Excerpts from a figure dataset:
******************************

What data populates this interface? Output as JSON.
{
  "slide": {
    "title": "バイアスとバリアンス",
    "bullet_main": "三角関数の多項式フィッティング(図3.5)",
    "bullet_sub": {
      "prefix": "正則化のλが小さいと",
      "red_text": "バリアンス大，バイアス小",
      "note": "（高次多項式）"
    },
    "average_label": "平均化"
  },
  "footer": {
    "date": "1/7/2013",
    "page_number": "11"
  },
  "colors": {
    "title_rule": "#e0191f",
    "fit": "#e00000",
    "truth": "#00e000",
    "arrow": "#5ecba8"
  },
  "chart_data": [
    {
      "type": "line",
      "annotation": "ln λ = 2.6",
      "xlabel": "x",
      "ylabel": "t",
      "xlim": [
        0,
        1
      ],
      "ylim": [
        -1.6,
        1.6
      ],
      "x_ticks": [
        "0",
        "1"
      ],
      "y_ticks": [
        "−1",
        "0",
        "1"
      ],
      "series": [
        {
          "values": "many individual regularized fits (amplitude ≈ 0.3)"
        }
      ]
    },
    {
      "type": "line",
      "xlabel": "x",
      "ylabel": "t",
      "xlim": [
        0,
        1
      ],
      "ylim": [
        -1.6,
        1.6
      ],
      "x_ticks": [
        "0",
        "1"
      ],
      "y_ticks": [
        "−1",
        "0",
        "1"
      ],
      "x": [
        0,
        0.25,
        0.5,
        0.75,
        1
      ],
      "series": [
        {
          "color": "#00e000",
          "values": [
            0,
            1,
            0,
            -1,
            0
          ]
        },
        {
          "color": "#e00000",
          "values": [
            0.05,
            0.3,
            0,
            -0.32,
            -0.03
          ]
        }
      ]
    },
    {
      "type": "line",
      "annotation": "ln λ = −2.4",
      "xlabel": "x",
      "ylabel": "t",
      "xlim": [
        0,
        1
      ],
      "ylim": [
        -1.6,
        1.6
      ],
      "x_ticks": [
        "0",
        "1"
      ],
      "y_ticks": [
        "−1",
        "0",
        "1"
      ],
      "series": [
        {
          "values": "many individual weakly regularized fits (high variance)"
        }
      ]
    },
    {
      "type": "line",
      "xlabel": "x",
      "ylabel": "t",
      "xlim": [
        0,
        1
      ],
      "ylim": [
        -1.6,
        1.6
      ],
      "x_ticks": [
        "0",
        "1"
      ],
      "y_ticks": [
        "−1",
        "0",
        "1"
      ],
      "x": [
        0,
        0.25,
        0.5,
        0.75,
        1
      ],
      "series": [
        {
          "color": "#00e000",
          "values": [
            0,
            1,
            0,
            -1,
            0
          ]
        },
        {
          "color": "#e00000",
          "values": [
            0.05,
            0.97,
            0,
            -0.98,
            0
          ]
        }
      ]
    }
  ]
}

******************************

WORK TO COMPLETE.
Please quote every record above exactly as it appears.

IN RESPONSE.
What data populates this interface? Output as JSON.
{
  "slide": {
    "title": "バイアスとバリアンス",
    "bullet_main": "三角関数の多項式フィッティング(図3.5)",
    "bullet_sub": {
      "prefix": "正則化のλが小さいと",
      "red_text": "バリアンス大，バイアス小",
      "note": "（高次多項式）"
    },
    "average_label": "平均化"
  },
  "footer": {
    "date": "1/7/2013",
    "page_number": "11"
  },
  "colors": {
    "title_rule": "#e0191f",
    "fit": "#e00000",
    "truth": "#00e000",
    "arrow": "#5ecba8"
  },
  "chart_data": [
    {
      "type": "line",
      "annotation": "ln λ = 2.6",
      "xlabel": "x",
      "ylabel": "t",
      "xlim": [
        0,
        1
      ],
      "ylim": [
        -1.6,
        1.6
      ],
      "x_ticks": [
        "0",
        "1"
      ],
      "y_ticks": [
        "−1",
        "0",
        "1"
      ],
      "series": [
        {
          "values": "many individual regularized fits (amplitude ≈ 0.3)"
        }
      ]
    },
    {
      "type": "line",
      "xlabel": "x",
      "ylabel": "t",
      "xlim": [
        0,
        1
      ],
      "ylim": [
        -1.6,
        1.6
      ],
      "x_ticks": [
        "0",
        "1"
      ],
      "y_ticks": [
        "−1",
        "0",
        "1"
      ],
      "x": [
        0,
        0.25,
        0.5,
        0.75,
        1
      ],
      "series": [
        {
          "color": "#00e000",
          "values": [
            0,
            1,
            0,
            -1,
            0
          ]
        },
        {
          "color": "#e00000",
          "values": [
            0.05,
            0.3,
            0,
            -0.32,
            -0.03
          ]
        }
      ]
    },
    {
      "type": "line",
      "annotation": "ln λ = −2.4",
      "xlabel": "x",
      "ylabel": "t",
      "xlim": [
        0,
        1
      ],
      "ylim": [
        -1.6,
        1.6
      ],
      "x_ticks": [
        "0",
        "1"
      ],
      "y_ticks": [
        "−1",
        "0",
        "1"
      ],
      "series": [
        {
          "values": "many individual weakly regularized fits (high variance)"
        }
      ]
    },
    {
      "type": "line",
      "xlabel": "x",
      "ylabel": "t",
      "xlim": [
        0,
        1
      ],
      "ylim": [
        -1.6,
        1.6
      ],
      "x_ticks": [
        "0",
        "1"
      ],
      "y_ticks": [
        "−1",
        "0",
        "1"
      ],
      "x": [
        0,
        0.25,
        0.5,
        0.75,
        1
      ],
      "series": [
        {
          "color": "#00e000",
          "values": [
            0,
            1,
            0,
            -1,
            0
          ]
        },
        {
          "color": "#e00000",
          "values": [
            0.05,
            0.97,
            0,
            -0.98,
            0
          ]
        }
      ]
    }
  ]
}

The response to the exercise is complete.